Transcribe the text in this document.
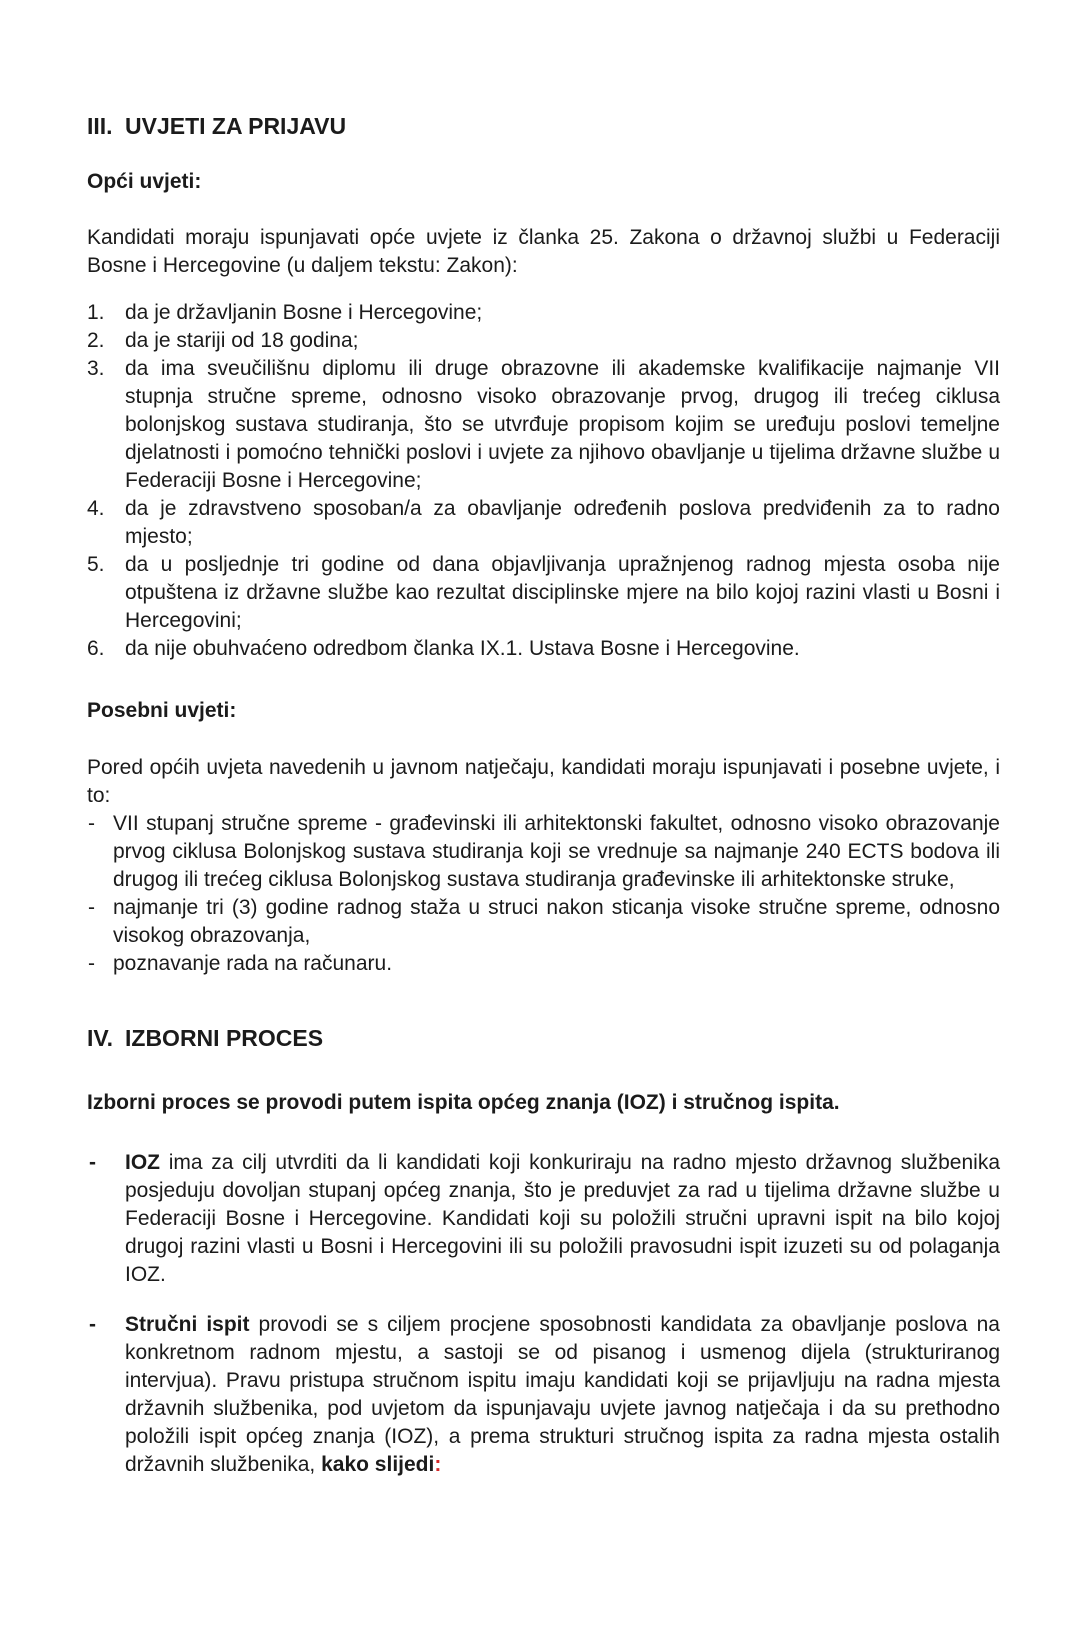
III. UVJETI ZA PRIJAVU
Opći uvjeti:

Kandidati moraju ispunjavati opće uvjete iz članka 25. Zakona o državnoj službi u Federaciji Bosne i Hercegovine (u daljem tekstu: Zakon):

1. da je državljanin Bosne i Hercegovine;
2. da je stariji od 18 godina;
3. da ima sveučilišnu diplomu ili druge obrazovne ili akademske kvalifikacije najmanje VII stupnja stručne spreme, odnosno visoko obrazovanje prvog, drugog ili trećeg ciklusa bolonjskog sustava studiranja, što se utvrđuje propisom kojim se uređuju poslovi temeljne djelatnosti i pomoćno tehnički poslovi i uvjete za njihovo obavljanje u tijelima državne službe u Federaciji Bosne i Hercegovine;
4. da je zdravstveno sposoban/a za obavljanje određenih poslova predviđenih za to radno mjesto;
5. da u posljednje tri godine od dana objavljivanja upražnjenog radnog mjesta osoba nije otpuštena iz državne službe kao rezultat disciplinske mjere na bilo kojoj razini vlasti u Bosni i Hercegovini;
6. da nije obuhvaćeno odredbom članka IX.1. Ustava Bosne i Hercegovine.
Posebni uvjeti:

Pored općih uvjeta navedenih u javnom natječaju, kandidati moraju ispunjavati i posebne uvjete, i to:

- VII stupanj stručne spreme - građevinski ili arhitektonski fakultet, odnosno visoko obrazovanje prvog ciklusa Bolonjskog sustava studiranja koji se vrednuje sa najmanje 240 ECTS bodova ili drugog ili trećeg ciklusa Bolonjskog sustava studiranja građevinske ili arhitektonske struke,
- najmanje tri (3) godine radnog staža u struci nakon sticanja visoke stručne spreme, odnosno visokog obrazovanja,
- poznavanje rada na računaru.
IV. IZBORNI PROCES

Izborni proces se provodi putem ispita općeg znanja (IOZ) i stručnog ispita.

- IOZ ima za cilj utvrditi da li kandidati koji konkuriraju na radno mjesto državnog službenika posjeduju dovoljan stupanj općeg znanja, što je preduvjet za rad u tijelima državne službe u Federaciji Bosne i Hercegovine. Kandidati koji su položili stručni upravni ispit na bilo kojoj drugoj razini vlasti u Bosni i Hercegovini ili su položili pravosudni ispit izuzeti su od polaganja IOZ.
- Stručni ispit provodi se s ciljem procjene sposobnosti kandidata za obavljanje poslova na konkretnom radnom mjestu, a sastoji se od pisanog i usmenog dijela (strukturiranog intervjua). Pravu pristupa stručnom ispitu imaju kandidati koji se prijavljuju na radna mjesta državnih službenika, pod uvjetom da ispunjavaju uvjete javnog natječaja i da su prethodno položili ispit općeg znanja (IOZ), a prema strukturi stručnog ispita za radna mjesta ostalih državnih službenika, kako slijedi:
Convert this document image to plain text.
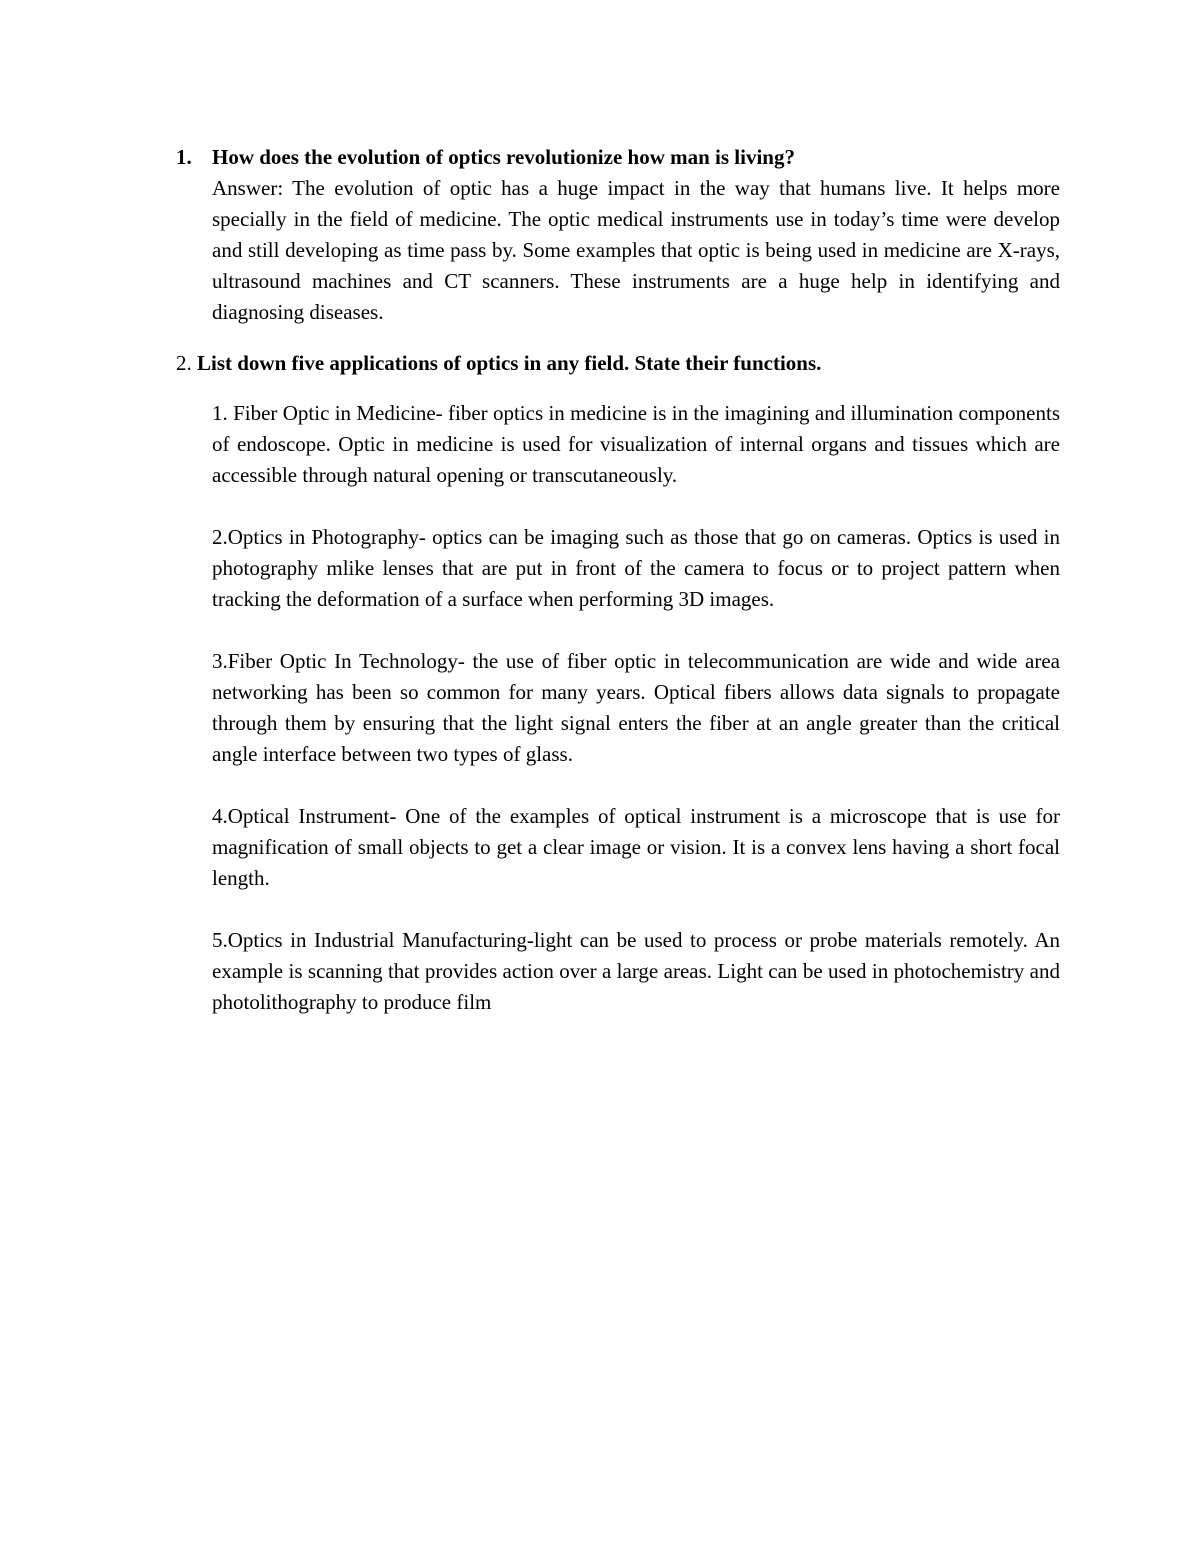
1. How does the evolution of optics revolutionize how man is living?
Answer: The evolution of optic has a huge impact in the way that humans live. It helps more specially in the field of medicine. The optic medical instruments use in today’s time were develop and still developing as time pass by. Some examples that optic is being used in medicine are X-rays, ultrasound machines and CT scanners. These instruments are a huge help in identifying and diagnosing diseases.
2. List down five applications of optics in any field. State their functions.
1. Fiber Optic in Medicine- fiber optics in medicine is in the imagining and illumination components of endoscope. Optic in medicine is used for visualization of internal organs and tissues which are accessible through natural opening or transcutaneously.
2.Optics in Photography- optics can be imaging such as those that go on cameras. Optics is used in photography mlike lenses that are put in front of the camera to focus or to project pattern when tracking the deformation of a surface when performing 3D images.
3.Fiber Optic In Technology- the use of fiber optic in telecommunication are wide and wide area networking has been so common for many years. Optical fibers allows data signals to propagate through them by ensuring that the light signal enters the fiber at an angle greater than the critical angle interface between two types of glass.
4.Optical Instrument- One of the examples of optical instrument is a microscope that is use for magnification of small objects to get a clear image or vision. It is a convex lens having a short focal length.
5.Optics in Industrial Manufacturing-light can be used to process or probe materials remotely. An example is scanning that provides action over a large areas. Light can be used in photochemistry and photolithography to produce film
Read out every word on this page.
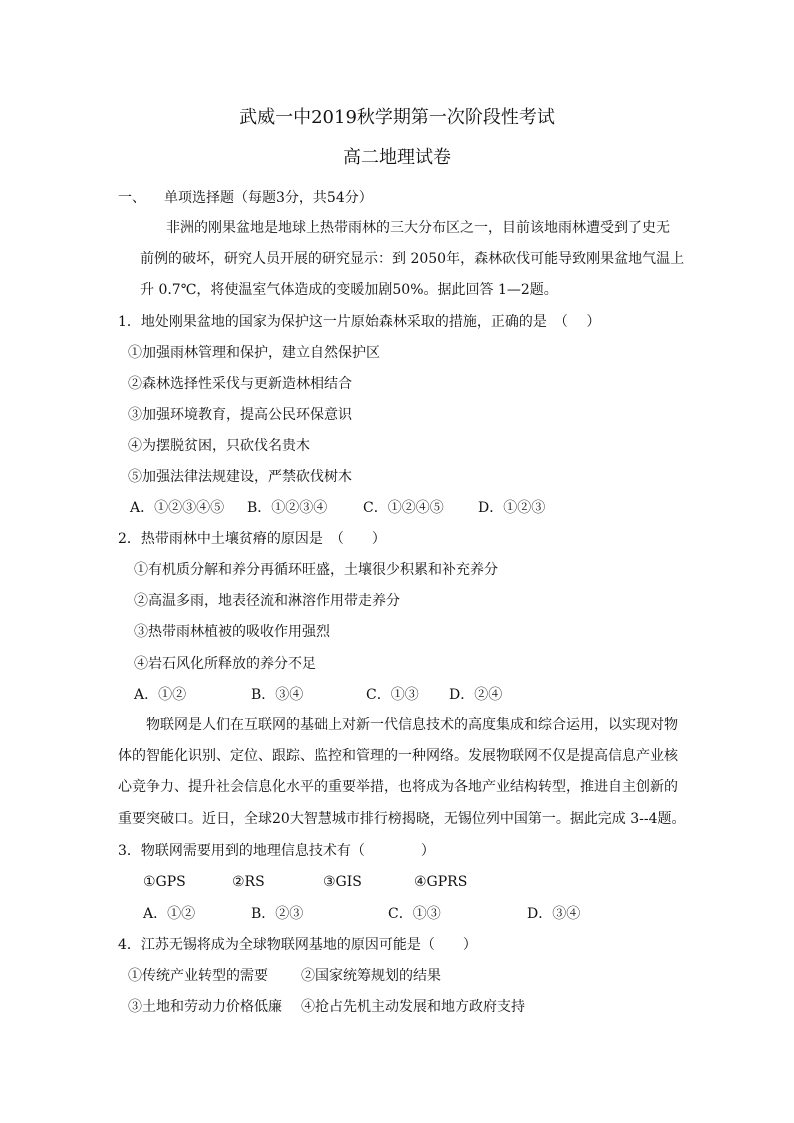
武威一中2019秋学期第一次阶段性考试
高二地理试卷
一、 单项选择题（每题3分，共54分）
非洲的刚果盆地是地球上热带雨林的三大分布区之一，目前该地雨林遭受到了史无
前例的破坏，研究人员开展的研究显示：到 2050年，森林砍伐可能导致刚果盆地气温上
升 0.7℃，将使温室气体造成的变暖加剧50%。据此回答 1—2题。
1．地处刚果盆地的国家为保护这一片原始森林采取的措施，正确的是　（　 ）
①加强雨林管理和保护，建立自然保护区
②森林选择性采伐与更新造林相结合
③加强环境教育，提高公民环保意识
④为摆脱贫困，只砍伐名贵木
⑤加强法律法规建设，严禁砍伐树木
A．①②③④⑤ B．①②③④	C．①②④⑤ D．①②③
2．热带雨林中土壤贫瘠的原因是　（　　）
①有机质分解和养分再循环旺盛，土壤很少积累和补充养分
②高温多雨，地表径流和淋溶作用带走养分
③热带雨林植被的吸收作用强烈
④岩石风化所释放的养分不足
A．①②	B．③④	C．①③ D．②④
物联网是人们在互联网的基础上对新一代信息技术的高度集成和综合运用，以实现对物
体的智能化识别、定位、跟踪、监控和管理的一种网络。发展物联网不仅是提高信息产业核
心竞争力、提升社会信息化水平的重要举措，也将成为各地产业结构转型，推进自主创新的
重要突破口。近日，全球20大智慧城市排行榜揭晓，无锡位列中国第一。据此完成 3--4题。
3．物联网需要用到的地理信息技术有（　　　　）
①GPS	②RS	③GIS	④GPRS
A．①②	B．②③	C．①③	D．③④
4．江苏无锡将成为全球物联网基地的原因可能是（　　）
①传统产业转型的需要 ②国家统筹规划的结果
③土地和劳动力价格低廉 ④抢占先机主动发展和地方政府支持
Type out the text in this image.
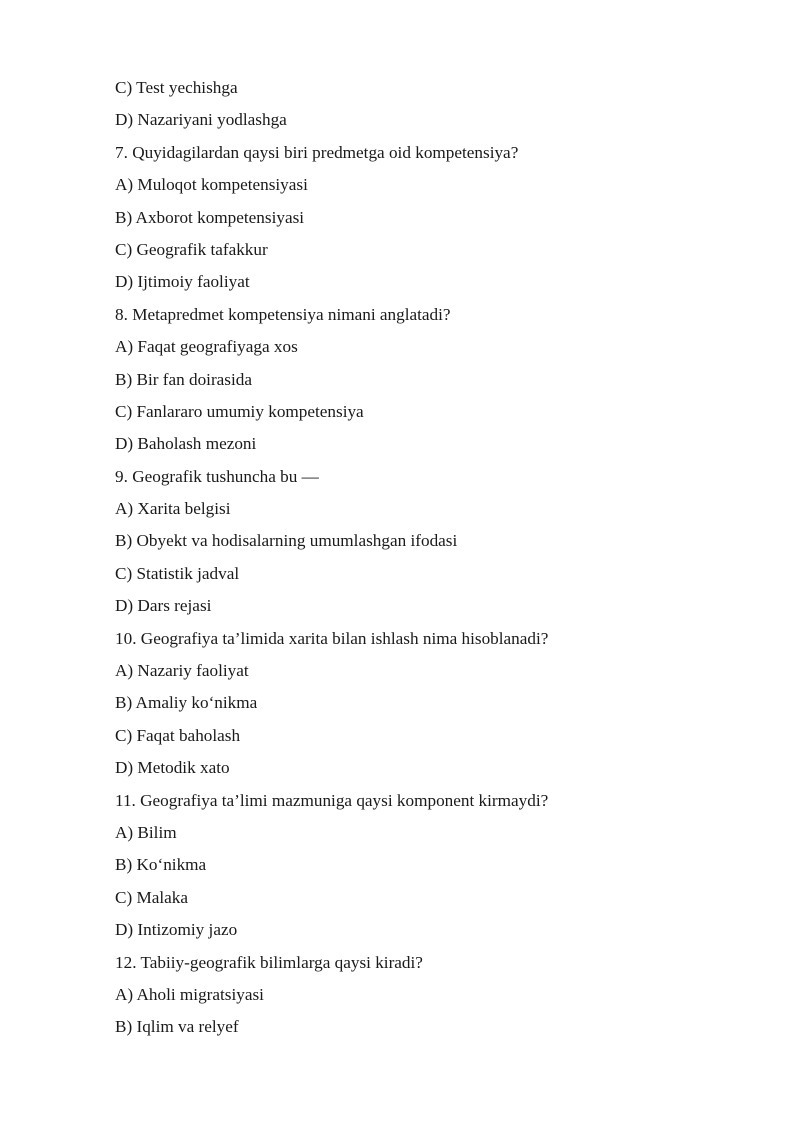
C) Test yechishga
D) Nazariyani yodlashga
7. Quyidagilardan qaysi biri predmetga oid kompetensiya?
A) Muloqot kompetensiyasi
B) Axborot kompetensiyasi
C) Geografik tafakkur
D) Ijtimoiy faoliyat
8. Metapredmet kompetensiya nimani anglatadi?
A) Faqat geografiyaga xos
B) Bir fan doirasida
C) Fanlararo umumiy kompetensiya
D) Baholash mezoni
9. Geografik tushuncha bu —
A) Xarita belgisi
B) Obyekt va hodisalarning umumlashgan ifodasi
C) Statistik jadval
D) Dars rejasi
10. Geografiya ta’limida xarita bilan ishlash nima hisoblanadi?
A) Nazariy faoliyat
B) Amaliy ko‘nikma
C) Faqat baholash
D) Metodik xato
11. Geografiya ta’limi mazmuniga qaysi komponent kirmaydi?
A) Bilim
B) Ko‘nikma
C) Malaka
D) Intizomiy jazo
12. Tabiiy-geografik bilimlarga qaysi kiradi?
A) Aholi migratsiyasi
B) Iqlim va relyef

◆ WHAT YOU WILL DO
Repeat the preceding records precisely, and leave every picture out of the copy.

◆ SOLVED EXERCISE
Transcribe the text in this document.
III. UVJETI ZA PRIJAVU
Opći uvjeti:

Kandidati moraju ispunjavati opće uvjete iz članka 25. Zakona o državnoj službi u Federaciji Bosne i Hercegovine (u daljem tekstu: Zakon):

1. da je državljanin Bosne i Hercegovine;
2. da je stariji od 18 godina;
3. da ima sveučilišnu diplomu ili druge obrazovne ili akademske kvalifikacije najmanje VII stupnja stručne spreme, odnosno visoko obrazovanje prvog, drugog ili trećeg ciklusa bolonjskog sustava studiranja, što se utvrđuje propisom kojim se uređuju poslovi temeljne djelatnosti i pomoćno tehnički poslovi i uvjete za njihovo obavljanje u tijelima državne službe u Federaciji Bosne i Hercegovine;
4. da je zdravstveno sposoban/a za obavljanje određenih poslova predviđenih za to radno mjesto;
5. da u posljednje tri godine od dana objavljivanja upražnjenog radnog mjesta osoba nije otpuštena iz državne službe kao rezultat disciplinske mjere na bilo kojoj razini vlasti u Bosni i Hercegovini;
6. da nije obuhvaćeno odredbom članka IX.1. Ustava Bosne i Hercegovine.
Posebni uvjeti:

Pored općih uvjeta navedenih u javnom natječaju, kandidati moraju ispunjavati i posebne uvjete, i to:

- VII stupanj stručne spreme - građevinski ili arhitektonski fakultet, odnosno visoko obrazovanje prvog ciklusa Bolonjskog sustava studiranja koji se vrednuje sa najmanje 240 ECTS bodova ili drugog ili trećeg ciklusa Bolonjskog sustava studiranja građevinske ili arhitektonske struke,
- najmanje tri (3) godine radnog staža u struci nakon sticanja visoke stručne spreme, odnosno visokog obrazovanja,
- poznavanje rada na računaru.
IV. IZBORNI PROCES

Izborni proces se provodi putem ispita općeg znanja (IOZ) i stručnog ispita.

- IOZ ima za cilj utvrditi da li kandidati koji konkuriraju na radno mjesto državnog službenika posjeduju dovoljan stupanj općeg znanja, što je preduvjet za rad u tijelima državne službe u Federaciji Bosne i Hercegovine. Kandidati koji su položili stručni upravni ispit na bilo kojoj drugoj razini vlasti u Bosni i Hercegovini ili su položili pravosudni ispit izuzeti su od polaganja IOZ.
- Stručni ispit provodi se s ciljem procjene sposobnosti kandidata za obavljanje poslova na konkretnom radnom mjestu, a sastoji se od pisanog i usmenog dijela (strukturiranog intervjua). Pravu pristupa stručnom ispitu imaju kandidati koji se prijavljuju na radna mjesta državnih službenika, pod uvjetom da ispunjavaju uvjete javnog natječaja i da su prethodno položili ispit općeg znanja (IOZ), a prema strukturi stručnog ispita za radna mjesta ostalih državnih službenika, kako slijedi:
Convert this document image to plain text.
1. How does the evolution of optics revolutionize how man is living?
Answer: The evolution of optic has a huge impact in the way that humans live. It helps more specially in the field of medicine. The optic medical instruments use in today’s time were develop and still developing as time pass by. Some examples that optic is being used in medicine are X-rays, ultrasound machines and CT scanners. These instruments are a huge help in identifying and diagnosing diseases.
2. List down five applications of optics in any field. State their functions.
1. Fiber Optic in Medicine- fiber optics in medicine is in the imagining and illumination components of endoscope. Optic in medicine is used for visualization of internal organs and tissues which are accessible through natural opening or transcutaneously.
2.Optics in Photography- optics can be imaging such as those that go on cameras. Optics is used in photography mlike lenses that are put in front of the camera to focus or to project pattern when tracking the deformation of a surface when performing 3D images.
3.Fiber Optic In Technology- the use of fiber optic in telecommunication are wide and wide area networking has been so common for many years. Optical fibers allows data signals to propagate through them by ensuring that the light signal enters the fiber at an angle greater than the critical angle interface between two types of glass.
4.Optical Instrument- One of the examples of optical instrument is a microscope that is use for magnification of small objects to get a clear image or vision. It is a convex lens having a short focal length.
5.Optics in Industrial Manufacturing-light can be used to process or probe materials remotely. An example is scanning that provides action over a large areas. Light can be used in photochemistry and photolithography to produce film
Read out every word on this page.
武威一中2019秋学期第一次阶段性考试
高二地理试卷
一、 单项选择题（每题3分，共54分）
非洲的刚果盆地是地球上热带雨林的三大分布区之一，目前该地雨林遭受到了史无
前例的破坏，研究人员开展的研究显示：到 2050年，森林砍伐可能导致刚果盆地气温上
升 0.7℃，将使温室气体造成的变暖加剧50%。据此回答 1—2题。
1．地处刚果盆地的国家为保护这一片原始森林采取的措施，正确的是　（　 ）
①加强雨林管理和保护，建立自然保护区
②森林选择性采伐与更新造林相结合
③加强环境教育，提高公民环保意识
④为摆脱贫困，只砍伐名贵木
⑤加强法律法规建设，严禁砍伐树木
A．①②③④⑤ B．①②③④	C．①②④⑤ D．①②③
2．热带雨林中土壤贫瘠的原因是　（　　）
①有机质分解和养分再循环旺盛，土壤很少积累和补充养分
②高温多雨，地表径流和淋溶作用带走养分
③热带雨林植被的吸收作用强烈
④岩石风化所释放的养分不足
A．①②	B．③④	C．①③ D．②④
物联网是人们在互联网的基础上对新一代信息技术的高度集成和综合运用，以实现对物
体的智能化识别、定位、跟踪、监控和管理的一种网络。发展物联网不仅是提高信息产业核
心竞争力、提升社会信息化水平的重要举措，也将成为各地产业结构转型，推进自主创新的
重要突破口。近日，全球20大智慧城市排行榜揭晓，无锡位列中国第一。据此完成 3--4题。
3．物联网需要用到的地理信息技术有（　　　　）
①GPS	②RS	③GIS	④GPRS
A．①②	B．②③	C．①③	D．③④
4．江苏无锡将成为全球物联网基地的原因可能是（　　）
①传统产业转型的需要 ②国家统筹规划的结果
③土地和劳动力价格低廉 ④抢占先机主动发展和地方政府支持
Type out the text in this image.
C) Test yechishga
D) Nazariyani yodlashga
7. Quyidagilardan qaysi biri predmetga oid kompetensiya?
A) Muloqot kompetensiyasi
B) Axborot kompetensiyasi
C) Geografik tafakkur
D) Ijtimoiy faoliyat
8. Metapredmet kompetensiya nimani anglatadi?
A) Faqat geografiyaga xos
B) Bir fan doirasida
C) Fanlararo umumiy kompetensiya
D) Baholash mezoni
9. Geografik tushuncha bu —
A) Xarita belgisi
B) Obyekt va hodisalarning umumlashgan ifodasi
C) Statistik jadval
D) Dars rejasi
10. Geografiya ta’limida xarita bilan ishlash nima hisoblanadi?
A) Nazariy faoliyat
B) Amaliy ko‘nikma
C) Faqat baholash
D) Metodik xato
11. Geografiya ta’limi mazmuniga qaysi komponent kirmaydi?
A) Bilim
B) Ko‘nikma
C) Malaka
D) Intizomiy jazo
12. Tabiiy-geografik bilimlarga qaysi kiradi?
A) Aholi migratsiyasi
B) Iqlim va relyef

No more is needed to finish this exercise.